_INSTRUCTIONS TO FOLLOW_: Express the lines of the records below as a JSON list of strings, one string per line, with blank lines left out. Begin with the line that contains "y-axis-label: change in" and continue up to and including the line that contains "y-tick-label: +3% xyxy=(31,403,56,417)".

================================

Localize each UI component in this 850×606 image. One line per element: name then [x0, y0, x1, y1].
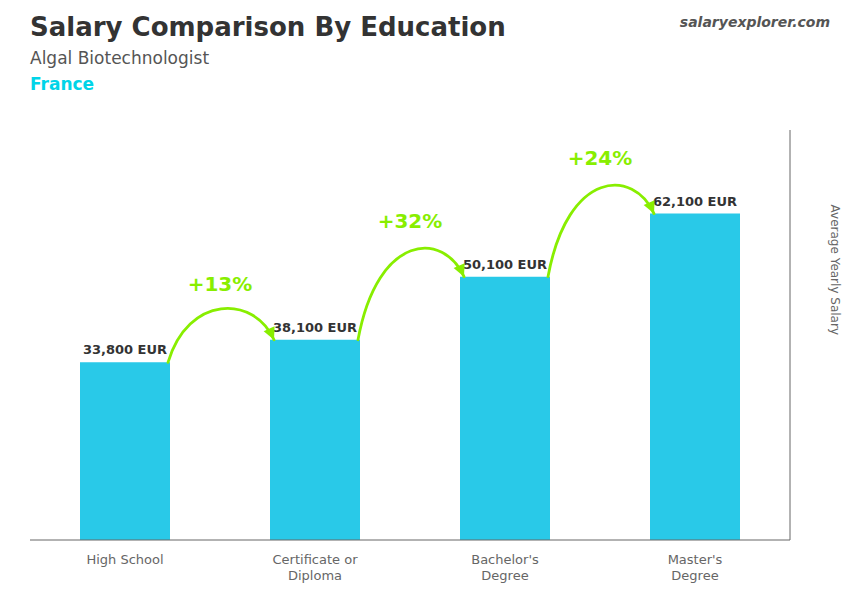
html-text:Salary Comparison By Education: Salary Comparison By Education — [30, 12, 506, 42]
svg-text:+24%: +24% — [568, 146, 633, 170]
svg-text:62,100 EUR: 62,100 EUR — [653, 194, 737, 209]
svg-text:Certificate orDiploma: Certificate orDiploma — [273, 552, 359, 583]
svg-text:Bachelor'sDegree: Bachelor'sDegree — [471, 552, 539, 583]
html-text:Algal Biotechnologist: Algal Biotechnologist — [30, 48, 210, 68]
html-text:salaryexplorer.com: salaryexplorer.com — [679, 14, 830, 30]
svg-text:38,100 EUR: 38,100 EUR — [273, 320, 357, 335]
svg-text:High School: High School — [86, 552, 163, 567]
svg-text:+13%: +13% — [188, 272, 253, 296]
svg-text:50,100 EUR: 50,100 EUR — [463, 257, 547, 272]
svg-text:33,800 EUR: 33,800 EUR — [83, 342, 167, 357]
svg-text:+32%: +32% — [378, 209, 443, 233]
svg-text:Average Yearly Salary: Average Yearly Salary — [828, 205, 842, 335]
html-text:France: France — [30, 74, 95, 94]
svg-text:Master'sDegree: Master'sDegree — [668, 552, 723, 583]
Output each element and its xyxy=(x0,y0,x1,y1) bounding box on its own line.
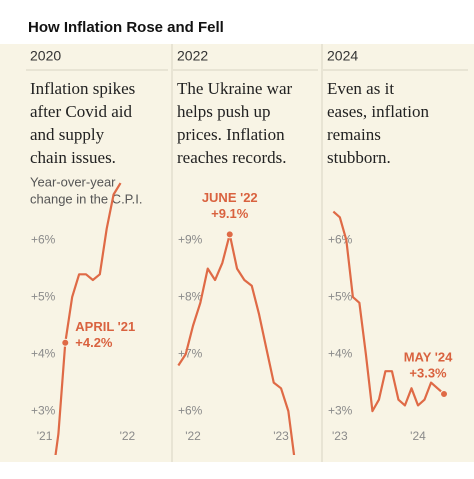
y-axis-label: change in the C.P.I. xyxy=(30,191,143,206)
x-tick-label: '23 xyxy=(273,429,289,443)
annotation: APRIL '21 xyxy=(75,319,135,334)
description: chain issues. xyxy=(30,148,116,167)
description: reaches records. xyxy=(177,148,287,167)
x-tick-label: '23 xyxy=(332,429,348,443)
y-tick-label: +4% xyxy=(328,346,353,360)
x-tick-label: '24 xyxy=(410,429,426,443)
y-tick-label: +6% xyxy=(328,232,353,246)
y-tick-label: +3% xyxy=(328,403,353,417)
y-tick-label: +6% xyxy=(178,403,203,417)
x-tick-label: '21 xyxy=(37,429,53,443)
y-tick-label: +4% xyxy=(31,346,56,360)
highlight-dot xyxy=(440,390,449,399)
chart-title: How Inflation Rose and Fell xyxy=(28,19,224,36)
y-tick-label: +9% xyxy=(178,232,203,246)
highlight-dot xyxy=(225,230,234,239)
description: stubborn. xyxy=(327,148,391,167)
description: Even as it xyxy=(327,79,394,98)
y-tick-label: +3% xyxy=(31,403,56,417)
annotation: MAY '24 xyxy=(404,349,453,364)
y-tick-label: +6% xyxy=(31,232,56,246)
description: eases, inflation xyxy=(327,102,429,121)
panel-background xyxy=(0,44,474,462)
highlight-dot xyxy=(61,338,70,347)
value-label: +3.3% xyxy=(409,365,447,380)
panel-header: 2022 xyxy=(177,48,208,64)
x-tick-label: '22 xyxy=(120,429,136,443)
description: and supply xyxy=(30,125,105,144)
description: The Ukraine war xyxy=(177,79,293,98)
description: remains xyxy=(327,125,381,144)
description: Inflation spikes xyxy=(30,79,135,98)
line xyxy=(177,233,296,455)
panel-header: 2020 xyxy=(30,48,61,64)
value-label: +9.1% xyxy=(211,206,249,221)
annotation: JUNE '22 xyxy=(202,190,258,205)
x-tick-label: '22 xyxy=(185,429,201,443)
line xyxy=(332,210,445,413)
description: prices. Inflation xyxy=(177,125,285,144)
y-tick-label: +5% xyxy=(328,289,353,303)
y-tick-label: +8% xyxy=(178,289,203,303)
description: after Covid aid xyxy=(30,102,132,121)
panel-header: 2024 xyxy=(327,48,358,64)
description: helps push up xyxy=(177,102,271,121)
line xyxy=(54,182,122,455)
y-axis-label: Year-over-year xyxy=(30,174,116,189)
y-tick-label: +5% xyxy=(31,289,56,303)
value-label: +4.2% xyxy=(75,335,113,350)
y-tick-label: +7% xyxy=(178,346,203,360)
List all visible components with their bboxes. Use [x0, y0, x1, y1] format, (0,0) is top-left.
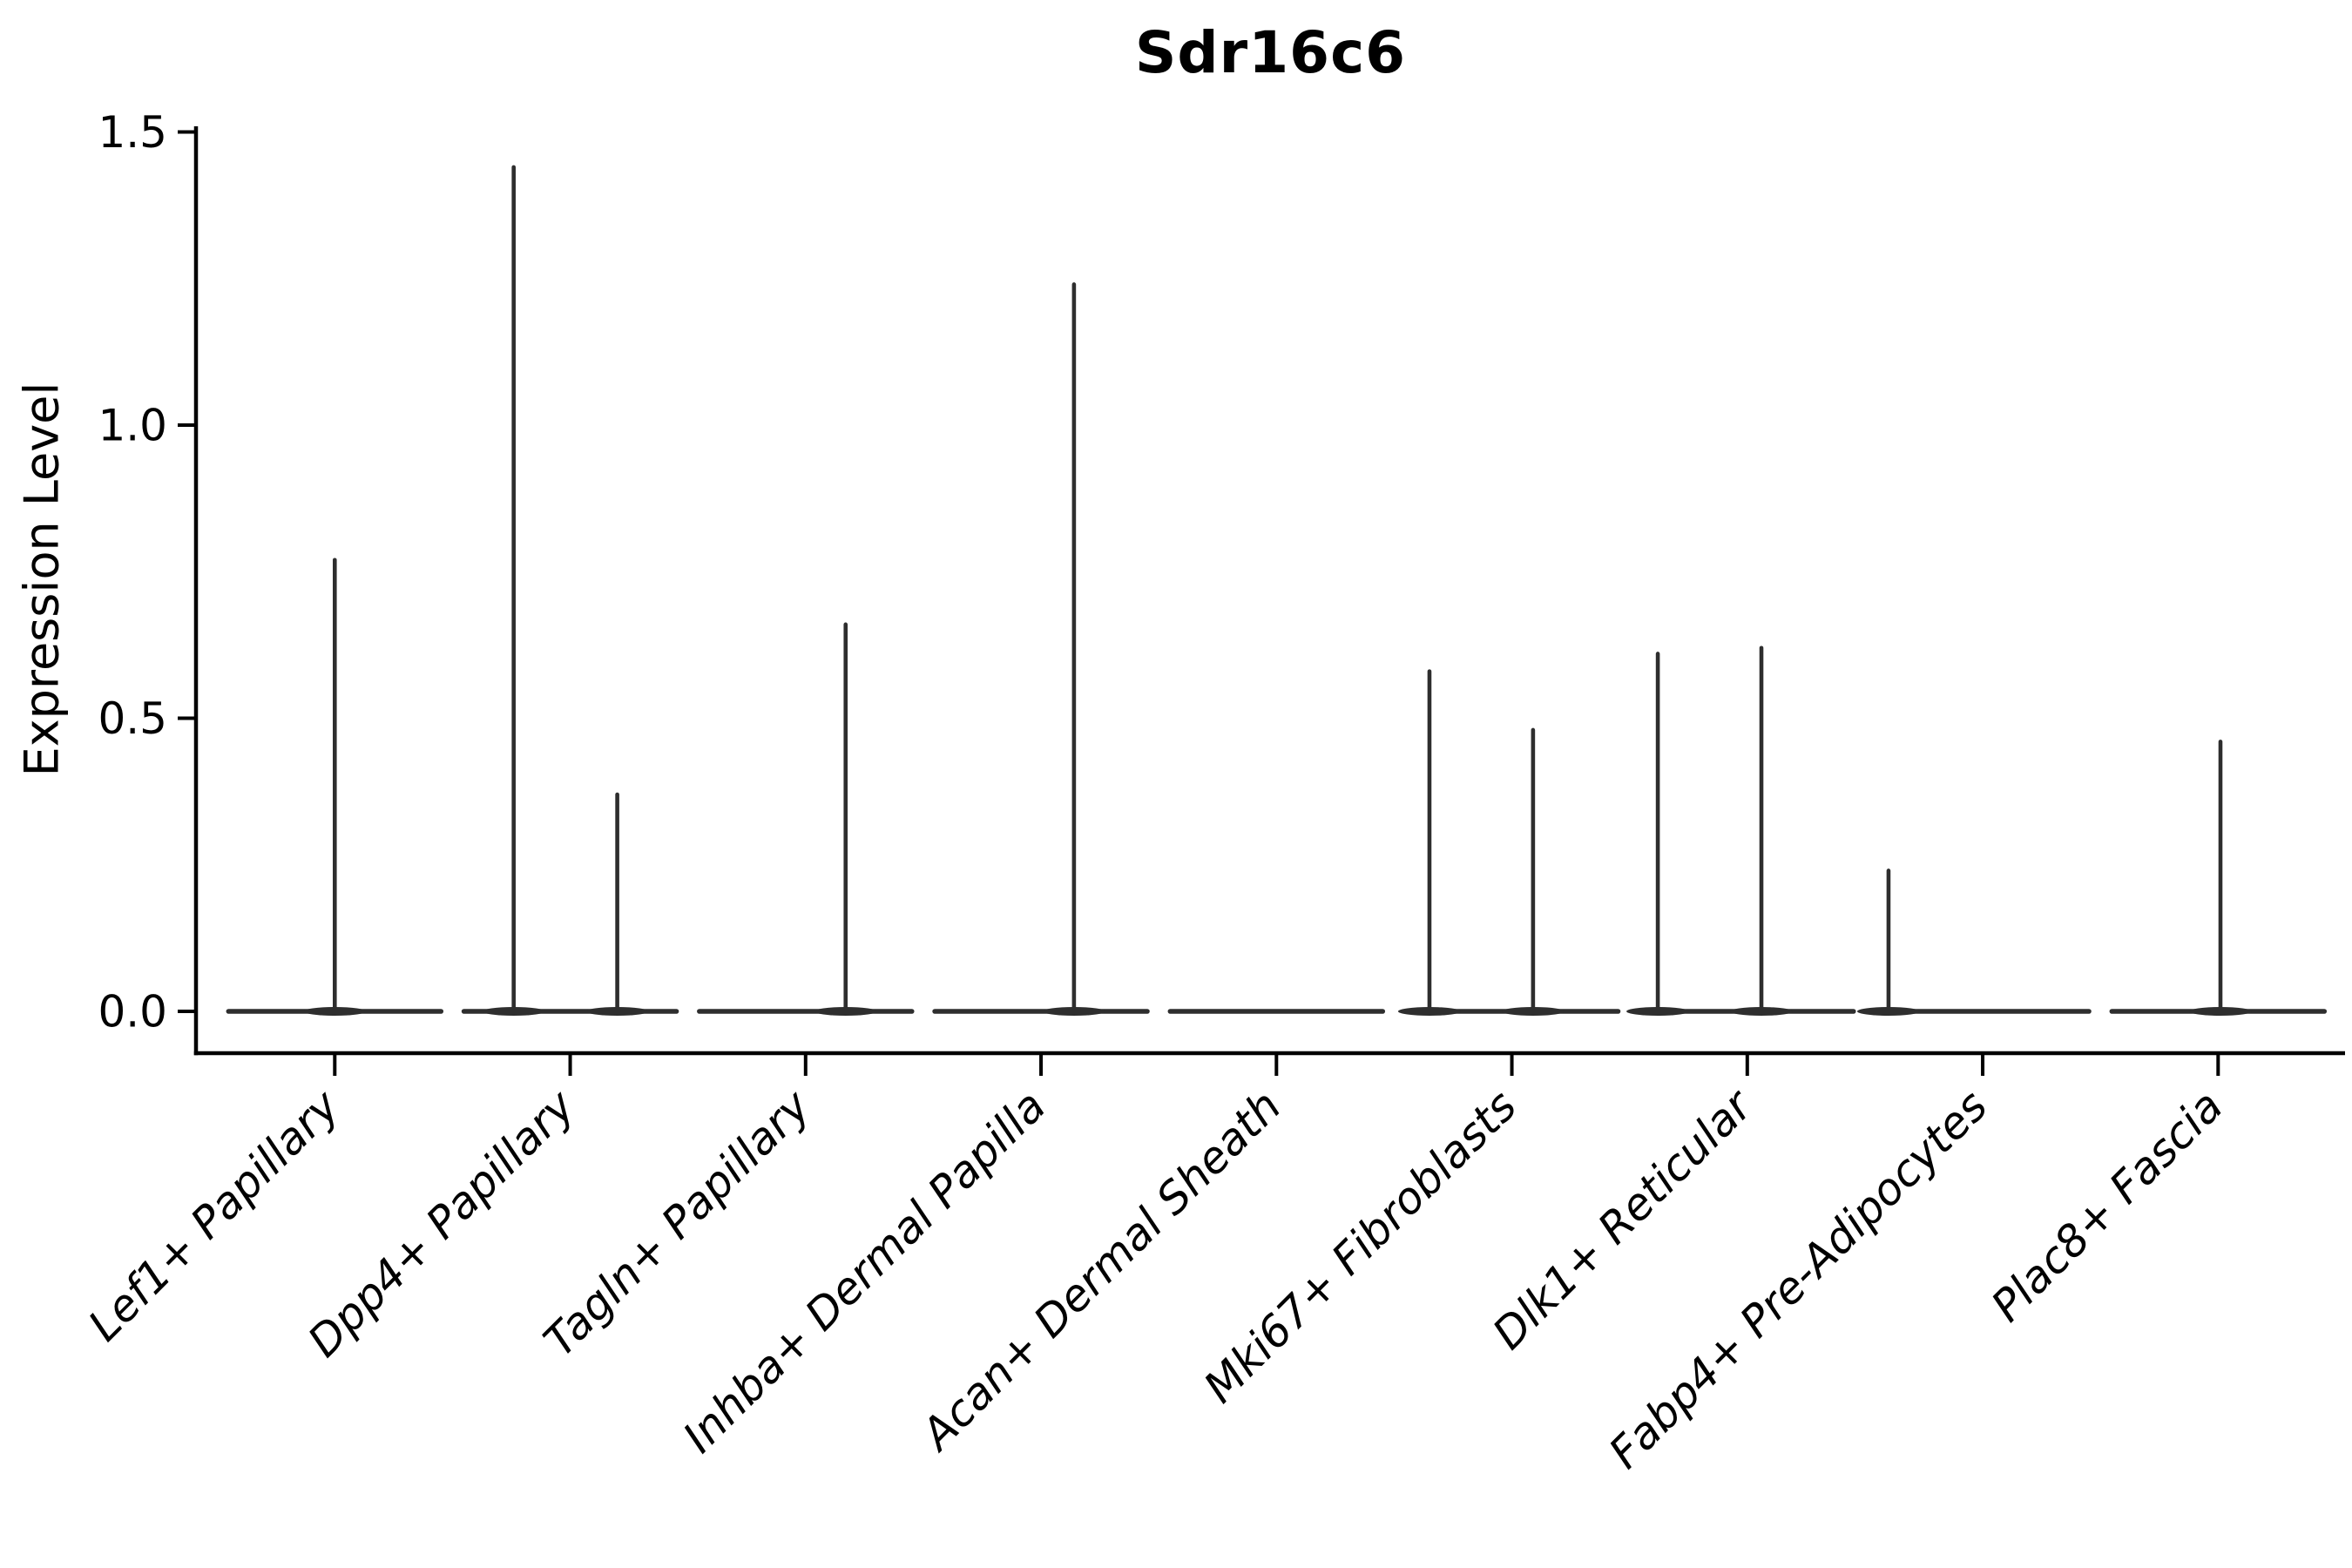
- x-tick-label: Dlk1+ Reticular: [1484, 1078, 1764, 1359]
- x-tick-label: Lef1+ Papillary: [78, 1079, 349, 1350]
- x-tick-label: Fabp4+ Pre-Adipocytes: [1599, 1080, 1997, 1478]
- y-tick-label: 0.5: [98, 693, 167, 744]
- chart-title: Sdr16c6: [1134, 19, 1407, 86]
- y-tick-label: 0.0: [98, 987, 167, 1037]
- y-tick-label: 1.0: [98, 401, 167, 451]
- y-tick-label: 1.5: [98, 107, 167, 158]
- x-tick-label: Plac8+ Fascia: [1982, 1080, 2233, 1331]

================================

_RESULT OF THIS TASK_:
[
  "y-axis-label: change in the C.P.I. xyxy=(30,191,143,206)",
  "x-tick-label: '23 xyxy=(273,429,289,443)",
  "annotation: APRIL '21 xyxy=(75,319,135,334)",
  "description: chain issues. xyxy=(30,148,116,167)",
  "description: reaches records. xyxy=(177,148,287,167)",
  "x-tick-label: '23 xyxy=(332,429,348,443)",
  "y-tick-label: +4% xyxy=(328,346,353,360)",
  "x-tick-label: '24 xyxy=(410,429,426,443)",
  "y-tick-label: +6% xyxy=(328,232,353,246)",
  "y-tick-label: +3% xyxy=(328,403,353,417)",
  "y-tick-label: +6% xyxy=(178,403,203,417)",
  "x-tick-label: '21 xyxy=(37,429,53,443)",
  "y-tick-label: +4% xyxy=(31,346,56,360)",
  "highlight-dot xyxy=(440,390,449,399)",
  "chart-title: How Inflation Rose and Fell xyxy=(28,19,224,36)",
  "y-tick-label: +9% xyxy=(178,232,203,246)",
  "highlight-dot xyxy=(225,230,234,239)",
  "description: stubborn. xyxy=(327,148,391,167)",
  "description: Even as it xyxy=(327,79,394,98)",
  "y-tick-label: +3% xyxy=(31,403,56,417)"
]